**Work required:** Filter the listing and keep only the lines with the word "nAdd".

--- START OF Extracted records ---

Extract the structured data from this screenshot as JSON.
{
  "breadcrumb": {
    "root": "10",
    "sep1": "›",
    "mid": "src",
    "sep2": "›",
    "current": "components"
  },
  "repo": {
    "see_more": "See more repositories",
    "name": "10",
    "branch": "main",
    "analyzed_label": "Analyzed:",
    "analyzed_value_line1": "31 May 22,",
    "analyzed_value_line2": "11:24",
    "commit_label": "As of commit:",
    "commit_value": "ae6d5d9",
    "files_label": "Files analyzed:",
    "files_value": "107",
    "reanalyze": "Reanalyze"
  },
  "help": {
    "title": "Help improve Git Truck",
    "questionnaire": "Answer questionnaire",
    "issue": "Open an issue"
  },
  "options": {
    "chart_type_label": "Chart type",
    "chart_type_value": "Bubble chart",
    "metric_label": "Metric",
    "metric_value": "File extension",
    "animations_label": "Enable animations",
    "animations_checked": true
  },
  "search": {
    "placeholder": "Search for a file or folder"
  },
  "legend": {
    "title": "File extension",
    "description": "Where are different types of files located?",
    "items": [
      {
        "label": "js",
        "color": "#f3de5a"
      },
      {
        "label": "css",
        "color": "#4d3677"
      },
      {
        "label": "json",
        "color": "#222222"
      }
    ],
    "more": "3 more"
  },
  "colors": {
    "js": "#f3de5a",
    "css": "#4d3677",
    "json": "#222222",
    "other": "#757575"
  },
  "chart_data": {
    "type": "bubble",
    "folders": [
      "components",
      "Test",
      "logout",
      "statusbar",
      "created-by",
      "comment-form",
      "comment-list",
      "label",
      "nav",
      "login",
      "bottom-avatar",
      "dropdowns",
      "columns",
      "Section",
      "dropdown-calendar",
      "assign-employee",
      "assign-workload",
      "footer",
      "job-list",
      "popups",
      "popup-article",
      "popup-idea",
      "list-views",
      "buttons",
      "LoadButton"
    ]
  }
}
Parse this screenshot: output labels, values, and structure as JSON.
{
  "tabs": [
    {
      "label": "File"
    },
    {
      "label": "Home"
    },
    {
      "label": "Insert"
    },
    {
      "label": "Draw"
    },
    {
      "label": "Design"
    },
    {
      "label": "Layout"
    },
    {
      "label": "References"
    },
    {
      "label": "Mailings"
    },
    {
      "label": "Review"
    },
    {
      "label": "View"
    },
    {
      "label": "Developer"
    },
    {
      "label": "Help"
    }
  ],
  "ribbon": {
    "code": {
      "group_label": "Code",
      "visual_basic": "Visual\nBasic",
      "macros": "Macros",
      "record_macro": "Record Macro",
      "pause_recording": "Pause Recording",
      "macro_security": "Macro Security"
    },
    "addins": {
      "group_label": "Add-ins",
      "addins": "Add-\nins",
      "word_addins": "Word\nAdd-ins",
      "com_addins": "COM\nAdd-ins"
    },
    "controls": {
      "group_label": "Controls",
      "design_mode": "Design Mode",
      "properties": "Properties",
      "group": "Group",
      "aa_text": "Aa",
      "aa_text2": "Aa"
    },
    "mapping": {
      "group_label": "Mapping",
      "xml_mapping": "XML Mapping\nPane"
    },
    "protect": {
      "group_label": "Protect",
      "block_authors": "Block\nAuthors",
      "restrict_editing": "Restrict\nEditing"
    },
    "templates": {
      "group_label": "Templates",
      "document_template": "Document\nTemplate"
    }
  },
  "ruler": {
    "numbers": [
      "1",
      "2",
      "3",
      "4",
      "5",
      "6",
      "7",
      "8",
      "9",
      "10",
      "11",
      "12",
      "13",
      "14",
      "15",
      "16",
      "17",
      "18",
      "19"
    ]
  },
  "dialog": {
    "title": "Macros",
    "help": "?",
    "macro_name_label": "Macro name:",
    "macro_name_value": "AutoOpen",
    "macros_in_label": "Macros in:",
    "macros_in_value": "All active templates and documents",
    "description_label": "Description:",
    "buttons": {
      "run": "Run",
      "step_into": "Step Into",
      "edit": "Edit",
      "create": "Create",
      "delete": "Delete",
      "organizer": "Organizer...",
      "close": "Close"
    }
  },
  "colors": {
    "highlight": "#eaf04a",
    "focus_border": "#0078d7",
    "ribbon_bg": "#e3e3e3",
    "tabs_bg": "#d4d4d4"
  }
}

--- END OF Extracted records ---

**Result of the exercise:**
      "word_addins": "Word\nAdd-ins",
      "com_addins": "COM\nAdd-ins"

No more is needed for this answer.